Juan Mayorga. Foto: Marcos G punto

Volver al exterminio de los judíos europeos le cuesta a Mayorga serios dilemas. Se pregunta cada día si tiene derecho a evocar el dolor de las víctimas. Pero siente que debe intentarlo. De ese impulso moral nace El cartógrafo. Varsovia 1:400.000, obra que estrena como autor y director en el Teatro Calderón de Valladolid el próximo viernes 11 y que llegará a las Naves del Español en enero. La protagonizan Blanca Portillo y José Luis García-Pérez.

Sabe Juan Mayorga que un autor que se enfrente al holocausto sólo puede obtener un resultado: el fracaso. Representar aquella tragedia infinita, dice, es imposible. Tal certeza le excusa de aspirar al realismo documental cuando lo intenta. La estrategia que emplea para insinuar tanto sufrimiento es otra: la de los mapas. De ahí el título de su última obra, El cartógrafo, que estrena, en su doble condición de dramaturgo y director, el viernes 11 en el Teatro Calderón de Valladolid y que llevará a las Naves del Español en enero. Mayorga traza un plano del gueto de Varsovia a escala 1:400.000. La última cifra alude al número de judíos que fueron confinados en unas pocas calles de la capital polaca durante la ocupación nazi. Y la primera a cada uno de los espectadores que se acerquen a verla, a quienes les corresponde completar el plano que él sólo se ha atrevido a esbozar. "Eso espero de ellos", apunta en su casa en Madrid, donde durante más de dos horas va desvelando la génesis autobiográfica de esta obra y analizando el sustrato filosófico sobre el que se sostiene toda dramaturgia.

:::

▶ Consignas
- A) Responde según el texto:
(i) ¿En qué teatro estrena Mayorga El cartógrafo?
(ii) ¿A qué alude la cifra 400.000 de la escala del plano?
(iii) ¿Quiénes protagonizan la obra?
- B) Enumera todas las ciudades que el texto menciona por su nombre.

:::

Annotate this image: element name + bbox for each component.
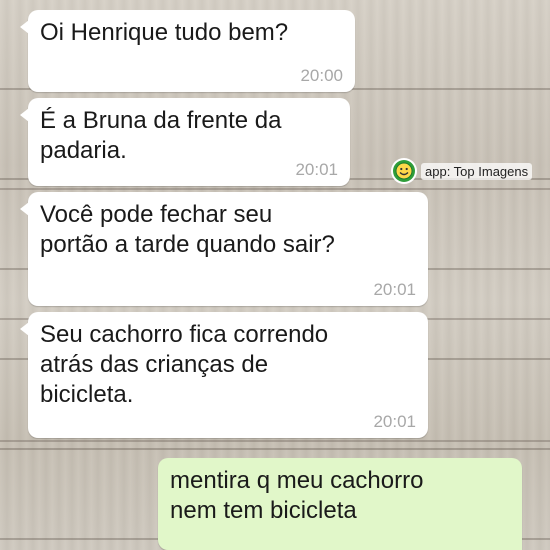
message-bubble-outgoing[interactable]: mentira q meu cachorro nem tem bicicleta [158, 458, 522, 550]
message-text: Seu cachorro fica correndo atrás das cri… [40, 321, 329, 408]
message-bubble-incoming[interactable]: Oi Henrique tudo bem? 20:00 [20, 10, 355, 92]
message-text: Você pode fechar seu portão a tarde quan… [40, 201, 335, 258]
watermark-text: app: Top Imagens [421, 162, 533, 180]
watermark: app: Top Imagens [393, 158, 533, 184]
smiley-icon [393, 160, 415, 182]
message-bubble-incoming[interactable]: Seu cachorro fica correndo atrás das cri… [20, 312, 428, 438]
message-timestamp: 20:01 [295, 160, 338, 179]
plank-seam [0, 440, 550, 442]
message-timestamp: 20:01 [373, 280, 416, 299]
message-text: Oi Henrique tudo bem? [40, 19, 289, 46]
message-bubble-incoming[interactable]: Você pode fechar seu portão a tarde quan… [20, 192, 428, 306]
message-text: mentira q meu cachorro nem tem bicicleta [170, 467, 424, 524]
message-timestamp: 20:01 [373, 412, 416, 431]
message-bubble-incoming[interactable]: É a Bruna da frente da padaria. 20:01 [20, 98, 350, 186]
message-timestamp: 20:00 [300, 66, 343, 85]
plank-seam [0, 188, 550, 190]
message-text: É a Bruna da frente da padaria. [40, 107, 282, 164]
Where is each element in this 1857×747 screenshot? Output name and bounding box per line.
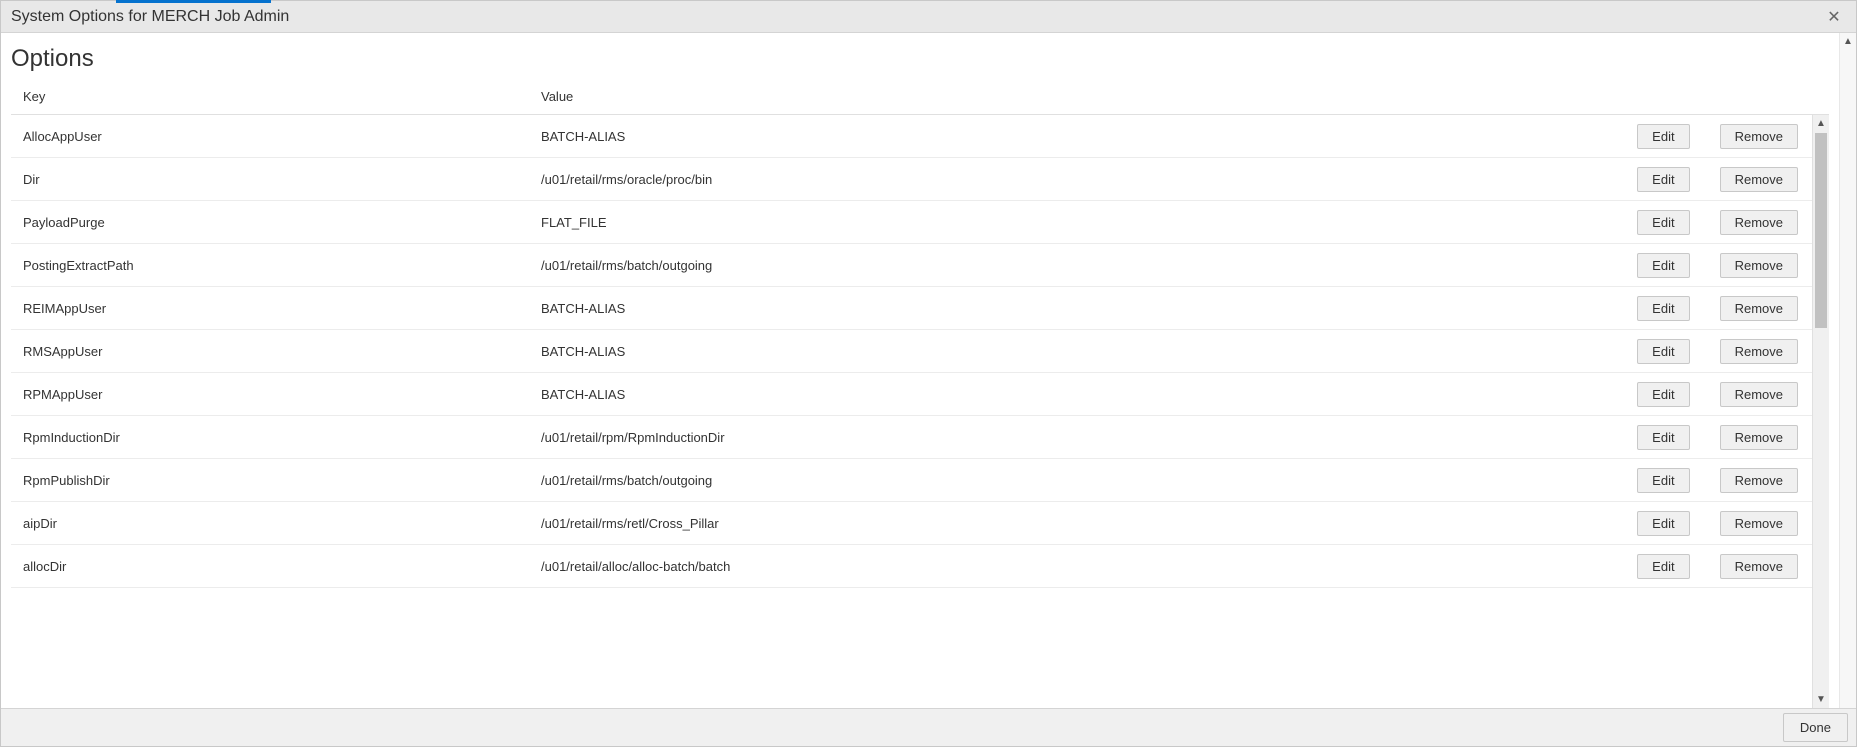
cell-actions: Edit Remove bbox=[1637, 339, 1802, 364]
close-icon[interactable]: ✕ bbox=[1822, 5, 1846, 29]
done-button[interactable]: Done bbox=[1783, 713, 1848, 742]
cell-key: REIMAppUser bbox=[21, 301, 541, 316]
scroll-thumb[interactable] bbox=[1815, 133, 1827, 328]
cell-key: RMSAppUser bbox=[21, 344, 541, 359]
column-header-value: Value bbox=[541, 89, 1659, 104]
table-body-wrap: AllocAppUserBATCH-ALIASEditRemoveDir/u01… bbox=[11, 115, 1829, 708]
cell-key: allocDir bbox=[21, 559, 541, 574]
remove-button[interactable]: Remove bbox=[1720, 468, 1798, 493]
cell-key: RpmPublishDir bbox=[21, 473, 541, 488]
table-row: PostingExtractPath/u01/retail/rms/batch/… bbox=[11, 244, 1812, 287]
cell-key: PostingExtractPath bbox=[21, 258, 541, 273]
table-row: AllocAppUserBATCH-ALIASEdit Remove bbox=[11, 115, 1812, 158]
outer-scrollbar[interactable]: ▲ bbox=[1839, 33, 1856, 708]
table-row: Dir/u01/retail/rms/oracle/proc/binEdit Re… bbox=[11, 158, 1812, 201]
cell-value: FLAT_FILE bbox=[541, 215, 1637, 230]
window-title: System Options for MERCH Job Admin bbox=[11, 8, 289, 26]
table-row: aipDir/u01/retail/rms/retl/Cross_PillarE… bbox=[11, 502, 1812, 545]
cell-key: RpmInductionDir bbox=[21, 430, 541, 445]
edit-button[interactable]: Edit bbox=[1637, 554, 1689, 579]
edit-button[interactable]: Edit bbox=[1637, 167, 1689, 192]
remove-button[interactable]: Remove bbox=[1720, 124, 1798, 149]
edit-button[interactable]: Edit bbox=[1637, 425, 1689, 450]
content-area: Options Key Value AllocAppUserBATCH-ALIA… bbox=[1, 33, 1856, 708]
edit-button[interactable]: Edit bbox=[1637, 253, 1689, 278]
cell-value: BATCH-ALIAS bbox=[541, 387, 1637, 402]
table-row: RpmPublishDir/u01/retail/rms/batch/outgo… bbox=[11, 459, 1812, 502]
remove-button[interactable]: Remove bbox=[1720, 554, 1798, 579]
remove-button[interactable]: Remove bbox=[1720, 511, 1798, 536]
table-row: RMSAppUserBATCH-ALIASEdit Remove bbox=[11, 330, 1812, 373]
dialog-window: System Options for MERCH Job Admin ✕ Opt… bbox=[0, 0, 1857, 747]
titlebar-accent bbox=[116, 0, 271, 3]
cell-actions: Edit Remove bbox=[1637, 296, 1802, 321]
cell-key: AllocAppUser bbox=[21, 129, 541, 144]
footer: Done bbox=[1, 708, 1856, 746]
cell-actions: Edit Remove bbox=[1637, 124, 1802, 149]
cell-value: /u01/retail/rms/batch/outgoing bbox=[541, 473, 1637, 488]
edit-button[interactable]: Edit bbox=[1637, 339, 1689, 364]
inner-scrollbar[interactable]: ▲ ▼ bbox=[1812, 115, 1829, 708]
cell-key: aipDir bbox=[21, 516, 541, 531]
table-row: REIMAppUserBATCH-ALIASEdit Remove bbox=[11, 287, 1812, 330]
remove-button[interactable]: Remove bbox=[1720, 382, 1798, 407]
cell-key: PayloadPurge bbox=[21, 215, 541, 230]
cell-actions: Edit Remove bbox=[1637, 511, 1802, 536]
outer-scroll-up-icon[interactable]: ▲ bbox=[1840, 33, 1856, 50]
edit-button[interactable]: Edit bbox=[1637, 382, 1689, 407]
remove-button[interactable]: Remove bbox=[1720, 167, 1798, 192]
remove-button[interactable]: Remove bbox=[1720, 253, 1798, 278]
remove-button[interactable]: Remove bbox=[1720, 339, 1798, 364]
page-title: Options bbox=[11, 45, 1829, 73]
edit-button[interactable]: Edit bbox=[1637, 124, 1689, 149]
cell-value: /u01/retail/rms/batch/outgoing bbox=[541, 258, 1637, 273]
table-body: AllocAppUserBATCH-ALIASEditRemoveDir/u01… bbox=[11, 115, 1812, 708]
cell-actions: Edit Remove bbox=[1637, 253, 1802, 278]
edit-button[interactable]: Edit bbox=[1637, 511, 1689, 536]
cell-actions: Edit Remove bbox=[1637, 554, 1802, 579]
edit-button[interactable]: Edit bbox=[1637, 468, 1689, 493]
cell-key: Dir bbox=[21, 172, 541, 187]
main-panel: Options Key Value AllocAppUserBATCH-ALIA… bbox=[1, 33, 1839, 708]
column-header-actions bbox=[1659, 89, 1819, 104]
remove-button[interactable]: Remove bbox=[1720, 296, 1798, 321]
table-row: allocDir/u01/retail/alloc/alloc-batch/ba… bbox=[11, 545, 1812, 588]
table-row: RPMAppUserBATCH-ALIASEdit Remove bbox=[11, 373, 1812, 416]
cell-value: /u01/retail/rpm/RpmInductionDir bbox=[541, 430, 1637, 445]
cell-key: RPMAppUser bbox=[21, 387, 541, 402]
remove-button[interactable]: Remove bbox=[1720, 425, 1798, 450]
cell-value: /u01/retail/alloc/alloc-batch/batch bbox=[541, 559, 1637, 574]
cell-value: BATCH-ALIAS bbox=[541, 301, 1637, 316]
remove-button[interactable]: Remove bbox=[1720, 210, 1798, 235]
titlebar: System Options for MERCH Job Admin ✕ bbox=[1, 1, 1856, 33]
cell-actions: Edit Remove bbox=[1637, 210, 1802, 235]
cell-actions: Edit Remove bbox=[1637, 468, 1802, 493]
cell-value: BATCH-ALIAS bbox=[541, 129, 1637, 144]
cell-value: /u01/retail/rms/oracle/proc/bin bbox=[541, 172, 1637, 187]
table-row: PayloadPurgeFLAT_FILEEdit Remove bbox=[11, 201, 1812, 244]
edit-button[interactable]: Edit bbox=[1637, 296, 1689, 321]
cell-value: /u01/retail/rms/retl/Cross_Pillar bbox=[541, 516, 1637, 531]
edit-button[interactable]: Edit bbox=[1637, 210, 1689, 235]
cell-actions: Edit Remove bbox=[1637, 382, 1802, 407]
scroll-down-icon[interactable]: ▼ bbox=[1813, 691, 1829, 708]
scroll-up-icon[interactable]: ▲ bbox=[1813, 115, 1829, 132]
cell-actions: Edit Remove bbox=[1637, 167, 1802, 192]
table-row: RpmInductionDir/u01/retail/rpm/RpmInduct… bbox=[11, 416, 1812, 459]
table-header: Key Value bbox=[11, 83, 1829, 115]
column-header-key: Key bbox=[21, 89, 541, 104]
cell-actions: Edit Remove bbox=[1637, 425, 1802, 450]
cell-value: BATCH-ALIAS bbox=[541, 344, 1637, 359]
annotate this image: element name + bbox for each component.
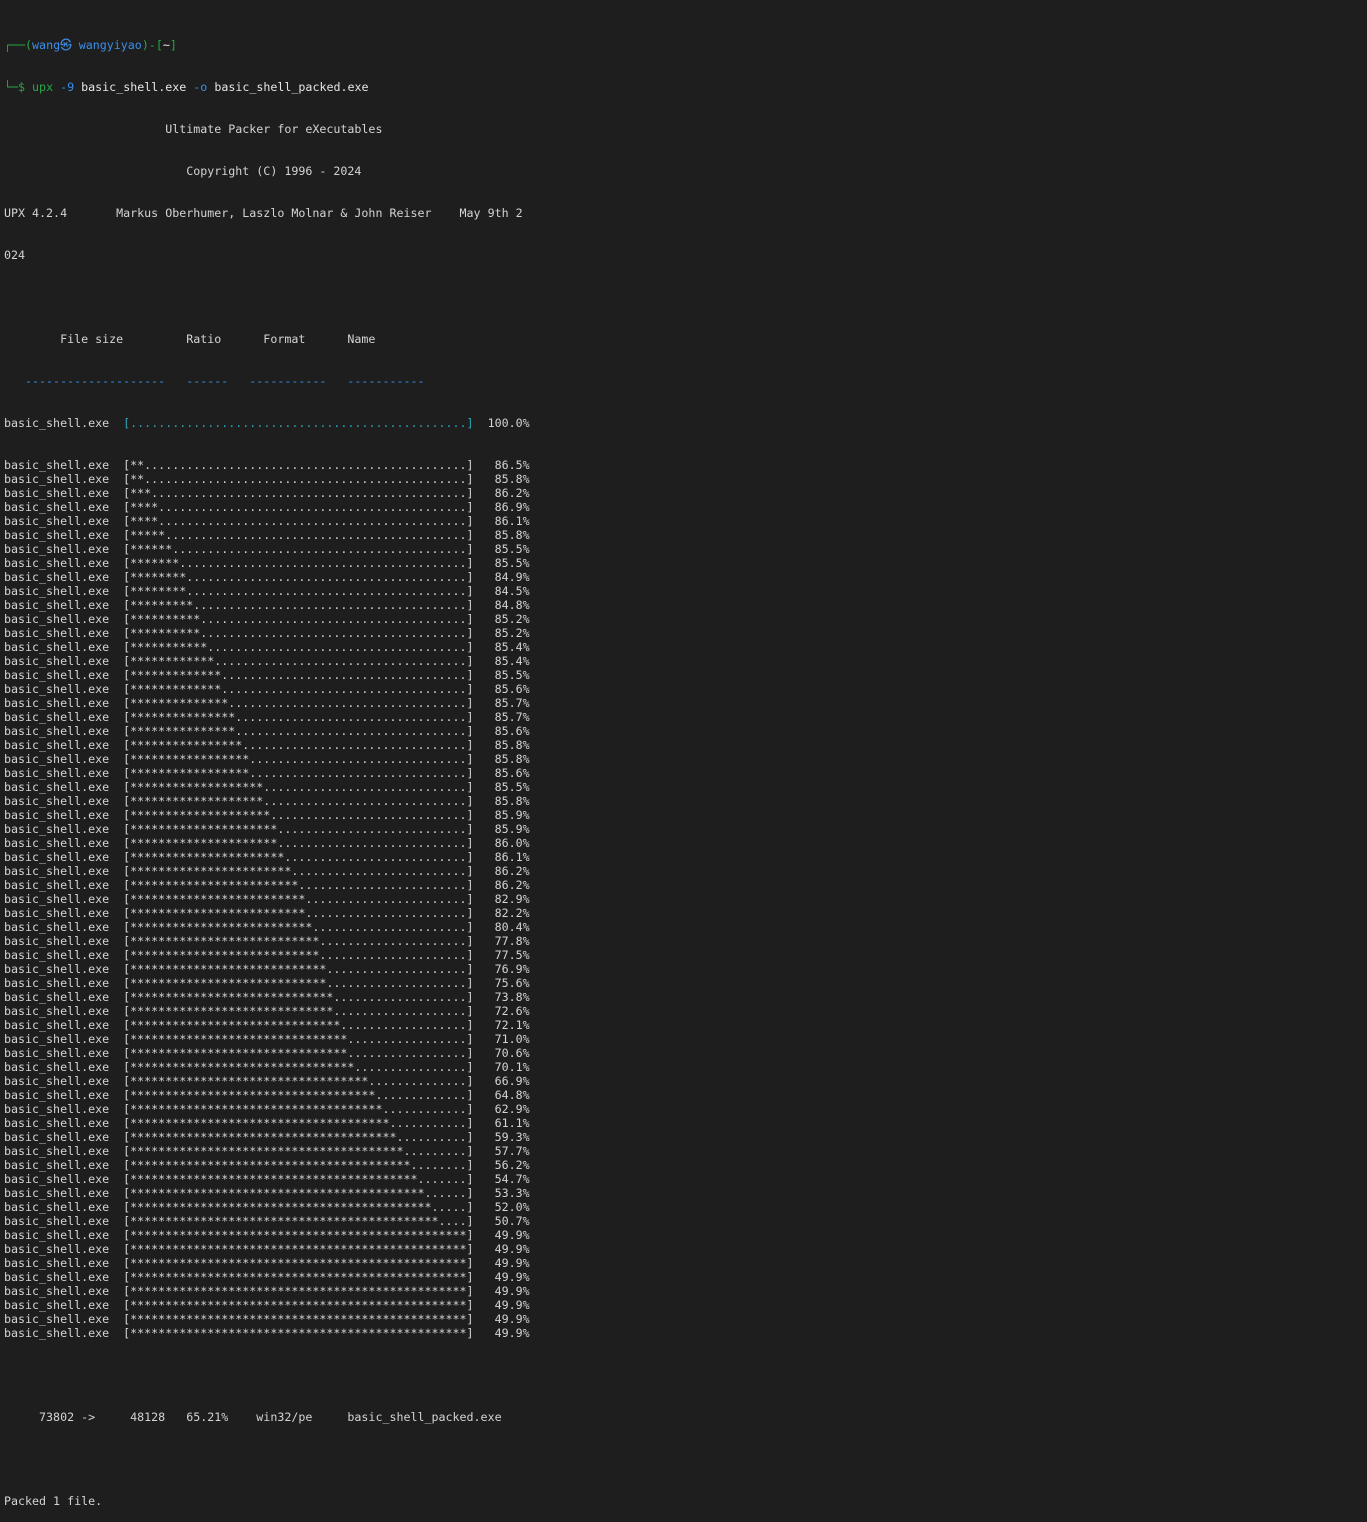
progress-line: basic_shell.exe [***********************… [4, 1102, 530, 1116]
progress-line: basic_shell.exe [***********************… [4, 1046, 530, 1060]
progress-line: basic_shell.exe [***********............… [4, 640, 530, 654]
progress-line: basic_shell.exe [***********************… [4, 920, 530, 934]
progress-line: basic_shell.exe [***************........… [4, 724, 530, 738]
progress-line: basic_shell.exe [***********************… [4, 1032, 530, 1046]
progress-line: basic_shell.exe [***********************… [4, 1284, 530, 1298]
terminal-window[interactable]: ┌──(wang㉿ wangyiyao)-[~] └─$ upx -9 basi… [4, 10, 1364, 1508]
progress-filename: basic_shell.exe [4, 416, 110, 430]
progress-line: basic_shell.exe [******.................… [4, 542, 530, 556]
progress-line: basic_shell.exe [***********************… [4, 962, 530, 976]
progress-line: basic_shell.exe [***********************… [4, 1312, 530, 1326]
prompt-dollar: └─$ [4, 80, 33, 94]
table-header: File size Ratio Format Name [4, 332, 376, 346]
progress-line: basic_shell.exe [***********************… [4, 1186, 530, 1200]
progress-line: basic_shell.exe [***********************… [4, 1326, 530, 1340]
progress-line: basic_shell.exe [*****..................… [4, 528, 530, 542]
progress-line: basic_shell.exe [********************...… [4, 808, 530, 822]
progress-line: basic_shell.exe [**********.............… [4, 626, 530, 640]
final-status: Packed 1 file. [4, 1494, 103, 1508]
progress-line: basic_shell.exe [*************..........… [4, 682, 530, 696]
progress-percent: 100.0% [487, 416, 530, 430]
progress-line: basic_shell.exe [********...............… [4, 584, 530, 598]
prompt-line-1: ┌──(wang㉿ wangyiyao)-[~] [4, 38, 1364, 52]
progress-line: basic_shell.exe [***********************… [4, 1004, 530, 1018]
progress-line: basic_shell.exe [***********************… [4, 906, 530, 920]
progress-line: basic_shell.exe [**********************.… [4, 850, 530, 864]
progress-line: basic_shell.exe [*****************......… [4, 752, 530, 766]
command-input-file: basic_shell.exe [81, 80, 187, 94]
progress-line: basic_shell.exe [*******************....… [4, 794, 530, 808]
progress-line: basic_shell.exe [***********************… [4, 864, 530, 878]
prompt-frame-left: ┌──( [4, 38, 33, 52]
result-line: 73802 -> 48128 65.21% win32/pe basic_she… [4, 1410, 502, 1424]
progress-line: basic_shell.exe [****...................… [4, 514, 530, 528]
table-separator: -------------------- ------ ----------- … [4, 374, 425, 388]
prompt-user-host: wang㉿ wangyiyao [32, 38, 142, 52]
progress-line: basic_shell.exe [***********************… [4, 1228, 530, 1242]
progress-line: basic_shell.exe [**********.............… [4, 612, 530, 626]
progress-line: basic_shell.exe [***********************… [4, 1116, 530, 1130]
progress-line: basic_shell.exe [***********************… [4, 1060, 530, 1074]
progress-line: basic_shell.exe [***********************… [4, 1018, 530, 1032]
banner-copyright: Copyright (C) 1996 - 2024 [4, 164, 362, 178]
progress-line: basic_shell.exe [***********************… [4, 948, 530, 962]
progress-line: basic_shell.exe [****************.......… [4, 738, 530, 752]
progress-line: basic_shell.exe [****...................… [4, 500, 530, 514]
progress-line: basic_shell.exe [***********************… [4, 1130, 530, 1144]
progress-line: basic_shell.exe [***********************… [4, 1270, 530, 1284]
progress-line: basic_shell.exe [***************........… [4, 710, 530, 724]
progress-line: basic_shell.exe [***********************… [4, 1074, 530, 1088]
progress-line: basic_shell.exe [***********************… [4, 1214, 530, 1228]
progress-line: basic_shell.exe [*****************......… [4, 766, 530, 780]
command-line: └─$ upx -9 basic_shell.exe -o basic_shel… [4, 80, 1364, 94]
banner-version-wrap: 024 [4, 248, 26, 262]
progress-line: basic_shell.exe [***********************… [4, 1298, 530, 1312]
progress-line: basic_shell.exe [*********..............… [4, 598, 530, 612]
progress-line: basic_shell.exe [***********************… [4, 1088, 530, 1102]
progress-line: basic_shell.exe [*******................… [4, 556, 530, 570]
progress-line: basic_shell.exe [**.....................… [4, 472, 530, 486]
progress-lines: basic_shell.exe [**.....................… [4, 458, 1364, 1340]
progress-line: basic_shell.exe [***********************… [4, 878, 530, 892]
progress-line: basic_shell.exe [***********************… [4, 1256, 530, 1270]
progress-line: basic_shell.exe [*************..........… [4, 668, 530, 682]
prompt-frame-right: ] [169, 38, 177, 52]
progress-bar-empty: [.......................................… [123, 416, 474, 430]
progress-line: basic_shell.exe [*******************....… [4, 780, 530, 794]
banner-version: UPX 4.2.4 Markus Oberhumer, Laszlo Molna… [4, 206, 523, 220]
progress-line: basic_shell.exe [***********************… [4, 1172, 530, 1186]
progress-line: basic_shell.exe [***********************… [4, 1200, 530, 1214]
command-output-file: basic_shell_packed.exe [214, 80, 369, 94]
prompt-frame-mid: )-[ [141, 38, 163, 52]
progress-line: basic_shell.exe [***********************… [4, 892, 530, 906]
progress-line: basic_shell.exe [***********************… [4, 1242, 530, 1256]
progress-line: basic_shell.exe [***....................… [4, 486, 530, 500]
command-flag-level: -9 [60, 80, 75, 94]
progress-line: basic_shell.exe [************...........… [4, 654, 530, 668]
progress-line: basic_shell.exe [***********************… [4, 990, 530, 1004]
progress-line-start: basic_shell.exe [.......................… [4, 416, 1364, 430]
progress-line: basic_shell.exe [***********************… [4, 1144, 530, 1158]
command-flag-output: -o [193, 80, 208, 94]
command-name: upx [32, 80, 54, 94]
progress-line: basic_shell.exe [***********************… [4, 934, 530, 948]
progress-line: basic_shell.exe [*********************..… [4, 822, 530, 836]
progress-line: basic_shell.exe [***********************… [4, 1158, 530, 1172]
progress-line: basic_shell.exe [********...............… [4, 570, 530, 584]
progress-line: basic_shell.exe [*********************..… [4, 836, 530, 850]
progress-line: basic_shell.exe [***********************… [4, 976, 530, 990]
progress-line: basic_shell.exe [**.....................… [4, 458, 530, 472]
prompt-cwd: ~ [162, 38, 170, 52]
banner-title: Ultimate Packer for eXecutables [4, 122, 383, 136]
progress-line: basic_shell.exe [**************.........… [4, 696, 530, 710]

:::

▶ Soluciones del ejercicio
- A)
(i) En el Teatro Calderón de Valladolid.
(ii) Al número de judíos que fueron confinados en unas pocas calles de la capital polaca durante la ocupación nazi.
(iii) Blanca Portillo y José Luis García-Pérez.

- B) Varsovia, Valladolid y Madrid.